* _Objective_:
Lines containing the word "актами" should be extracted in full.

Data entries:
++++++++++

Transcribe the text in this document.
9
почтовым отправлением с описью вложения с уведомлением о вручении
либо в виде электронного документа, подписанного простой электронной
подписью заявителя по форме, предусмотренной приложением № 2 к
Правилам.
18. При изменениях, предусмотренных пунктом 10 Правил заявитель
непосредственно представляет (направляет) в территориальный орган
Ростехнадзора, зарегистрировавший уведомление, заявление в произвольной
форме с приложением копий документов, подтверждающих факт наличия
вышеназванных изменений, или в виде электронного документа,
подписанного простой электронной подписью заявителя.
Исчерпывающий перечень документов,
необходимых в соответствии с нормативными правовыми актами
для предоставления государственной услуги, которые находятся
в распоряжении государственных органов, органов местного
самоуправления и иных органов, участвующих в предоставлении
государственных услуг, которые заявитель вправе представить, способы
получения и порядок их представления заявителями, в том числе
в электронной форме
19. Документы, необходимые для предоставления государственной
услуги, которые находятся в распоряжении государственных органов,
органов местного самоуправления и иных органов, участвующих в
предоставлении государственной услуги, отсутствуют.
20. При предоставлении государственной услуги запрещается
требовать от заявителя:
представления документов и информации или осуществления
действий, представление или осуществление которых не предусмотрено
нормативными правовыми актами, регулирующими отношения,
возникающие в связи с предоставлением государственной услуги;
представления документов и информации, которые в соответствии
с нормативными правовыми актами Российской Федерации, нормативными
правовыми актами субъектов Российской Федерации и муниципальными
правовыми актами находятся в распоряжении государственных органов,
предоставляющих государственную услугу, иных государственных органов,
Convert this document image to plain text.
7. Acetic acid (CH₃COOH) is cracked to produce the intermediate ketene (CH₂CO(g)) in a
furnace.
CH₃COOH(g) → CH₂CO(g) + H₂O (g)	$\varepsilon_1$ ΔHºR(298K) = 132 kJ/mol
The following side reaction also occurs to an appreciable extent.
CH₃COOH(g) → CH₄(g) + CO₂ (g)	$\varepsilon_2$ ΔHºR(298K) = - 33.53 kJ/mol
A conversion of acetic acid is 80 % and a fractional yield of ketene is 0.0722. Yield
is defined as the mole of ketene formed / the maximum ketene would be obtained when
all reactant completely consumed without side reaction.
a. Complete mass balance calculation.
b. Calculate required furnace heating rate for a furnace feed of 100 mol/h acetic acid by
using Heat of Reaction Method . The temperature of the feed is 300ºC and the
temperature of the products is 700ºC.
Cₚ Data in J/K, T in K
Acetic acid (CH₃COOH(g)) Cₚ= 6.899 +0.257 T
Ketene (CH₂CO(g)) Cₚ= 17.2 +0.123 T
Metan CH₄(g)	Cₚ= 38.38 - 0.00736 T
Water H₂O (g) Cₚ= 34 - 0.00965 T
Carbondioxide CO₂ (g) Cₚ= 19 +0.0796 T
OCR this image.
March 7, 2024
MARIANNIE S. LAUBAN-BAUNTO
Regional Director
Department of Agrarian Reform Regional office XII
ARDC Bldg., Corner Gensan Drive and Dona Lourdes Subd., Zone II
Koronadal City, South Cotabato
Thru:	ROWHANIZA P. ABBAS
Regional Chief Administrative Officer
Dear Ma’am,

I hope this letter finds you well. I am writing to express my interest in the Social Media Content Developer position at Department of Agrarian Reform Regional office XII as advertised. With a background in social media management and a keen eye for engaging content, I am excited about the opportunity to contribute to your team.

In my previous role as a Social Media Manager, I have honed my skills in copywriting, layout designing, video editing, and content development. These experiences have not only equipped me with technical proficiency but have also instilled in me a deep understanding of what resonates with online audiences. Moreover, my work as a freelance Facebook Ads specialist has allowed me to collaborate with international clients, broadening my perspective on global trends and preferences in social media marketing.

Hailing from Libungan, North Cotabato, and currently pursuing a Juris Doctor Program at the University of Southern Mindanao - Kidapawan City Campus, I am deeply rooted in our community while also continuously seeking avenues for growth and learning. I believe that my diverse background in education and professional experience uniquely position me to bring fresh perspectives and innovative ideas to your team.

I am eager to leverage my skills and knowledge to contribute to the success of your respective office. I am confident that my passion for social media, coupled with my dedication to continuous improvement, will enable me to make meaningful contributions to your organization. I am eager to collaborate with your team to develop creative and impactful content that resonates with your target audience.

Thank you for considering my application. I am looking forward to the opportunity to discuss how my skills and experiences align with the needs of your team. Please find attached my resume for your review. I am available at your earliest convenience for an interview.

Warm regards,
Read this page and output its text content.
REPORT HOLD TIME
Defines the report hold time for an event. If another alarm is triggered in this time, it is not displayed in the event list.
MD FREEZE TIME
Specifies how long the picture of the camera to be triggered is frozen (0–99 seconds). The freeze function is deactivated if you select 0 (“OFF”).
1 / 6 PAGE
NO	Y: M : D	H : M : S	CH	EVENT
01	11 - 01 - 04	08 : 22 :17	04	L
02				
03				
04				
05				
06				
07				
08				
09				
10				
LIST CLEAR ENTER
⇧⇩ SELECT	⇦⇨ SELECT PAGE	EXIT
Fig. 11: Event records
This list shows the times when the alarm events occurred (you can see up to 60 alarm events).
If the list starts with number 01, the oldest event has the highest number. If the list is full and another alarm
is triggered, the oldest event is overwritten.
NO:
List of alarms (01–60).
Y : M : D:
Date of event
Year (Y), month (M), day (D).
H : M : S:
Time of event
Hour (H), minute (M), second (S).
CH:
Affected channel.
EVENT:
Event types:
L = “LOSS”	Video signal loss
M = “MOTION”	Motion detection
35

++++++++++

* _Exercise response_:
необходимых в соответствии с нормативными правовыми актами
нормативными правовыми актами, регулирующими отношения,
с нормативными правовыми актами Российской Федерации, нормативными
правовыми актами субъектов Российской Федерации и муниципальными
правовыми актами находятся в распоряжении государственных органов,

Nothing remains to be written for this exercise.